#### Request:
Rewrite the records below, swapping every "data-label" for "value-label" and leaving everything else unchanged.

Begin Source material

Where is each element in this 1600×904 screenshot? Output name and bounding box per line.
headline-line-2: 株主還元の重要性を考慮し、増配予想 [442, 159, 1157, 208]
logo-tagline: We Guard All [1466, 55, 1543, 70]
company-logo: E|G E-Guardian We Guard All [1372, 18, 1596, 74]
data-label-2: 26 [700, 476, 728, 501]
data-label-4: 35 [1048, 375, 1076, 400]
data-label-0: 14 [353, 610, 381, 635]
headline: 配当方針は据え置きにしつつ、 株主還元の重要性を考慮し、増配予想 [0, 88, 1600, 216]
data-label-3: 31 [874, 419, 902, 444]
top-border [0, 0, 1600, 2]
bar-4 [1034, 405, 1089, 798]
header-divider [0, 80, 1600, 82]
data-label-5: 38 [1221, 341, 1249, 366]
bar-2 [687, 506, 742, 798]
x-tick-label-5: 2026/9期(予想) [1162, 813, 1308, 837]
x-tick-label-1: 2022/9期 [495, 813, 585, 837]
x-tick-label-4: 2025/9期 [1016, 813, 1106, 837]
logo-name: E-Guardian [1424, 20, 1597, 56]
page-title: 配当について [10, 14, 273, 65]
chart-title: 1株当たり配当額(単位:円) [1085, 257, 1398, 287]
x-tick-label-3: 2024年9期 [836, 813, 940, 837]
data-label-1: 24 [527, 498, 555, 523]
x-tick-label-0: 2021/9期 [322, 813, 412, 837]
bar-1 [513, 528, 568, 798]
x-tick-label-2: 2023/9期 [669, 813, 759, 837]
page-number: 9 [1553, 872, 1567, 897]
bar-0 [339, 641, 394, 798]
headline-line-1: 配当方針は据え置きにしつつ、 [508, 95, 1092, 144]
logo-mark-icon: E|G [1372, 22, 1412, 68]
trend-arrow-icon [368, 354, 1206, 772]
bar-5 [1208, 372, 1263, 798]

End Source material

#### Result for this task:
Where is each element in this 1600×904 screenshot? Output name and bounding box per line.
headline-line-2: 株主還元の重要性を考慮し、増配予想 [442, 159, 1157, 208]
logo-tagline: We Guard All [1466, 55, 1543, 70]
company-logo: E|G E-Guardian We Guard All [1372, 18, 1596, 74]
value-label-2: 26 [700, 476, 728, 501]
value-label-4: 35 [1048, 375, 1076, 400]
value-label-0: 14 [353, 610, 381, 635]
headline: 配当方針は据え置きにしつつ、 株主還元の重要性を考慮し、増配予想 [0, 88, 1600, 216]
value-label-3: 31 [874, 419, 902, 444]
top-border [0, 0, 1600, 2]
bar-4 [1034, 405, 1089, 798]
header-divider [0, 80, 1600, 82]
value-label-5: 38 [1221, 341, 1249, 366]
bar-2 [687, 506, 742, 798]
x-tick-label-5: 2026/9期(予想) [1162, 813, 1308, 837]
x-tick-label-1: 2022/9期 [495, 813, 585, 837]
x-tick-label-4: 2025/9期 [1016, 813, 1106, 837]
logo-name: E-Guardian [1424, 20, 1597, 56]
page-title: 配当について [10, 14, 273, 65]
chart-title: 1株当たり配当額(単位:円) [1085, 257, 1398, 287]
x-tick-label-3: 2024年9期 [836, 813, 940, 837]
value-label-1: 24 [527, 498, 555, 523]
x-tick-label-0: 2021/9期 [322, 813, 412, 837]
bar-1 [513, 528, 568, 798]
x-tick-label-2: 2023/9期 [669, 813, 759, 837]
page-number: 9 [1553, 872, 1567, 897]
bar-0 [339, 641, 394, 798]
headline-line-1: 配当方針は据え置きにしつつ、 [508, 95, 1092, 144]
logo-mark-icon: E|G [1372, 22, 1412, 68]
trend-arrow-icon [368, 354, 1206, 772]
bar-5 [1208, 372, 1263, 798]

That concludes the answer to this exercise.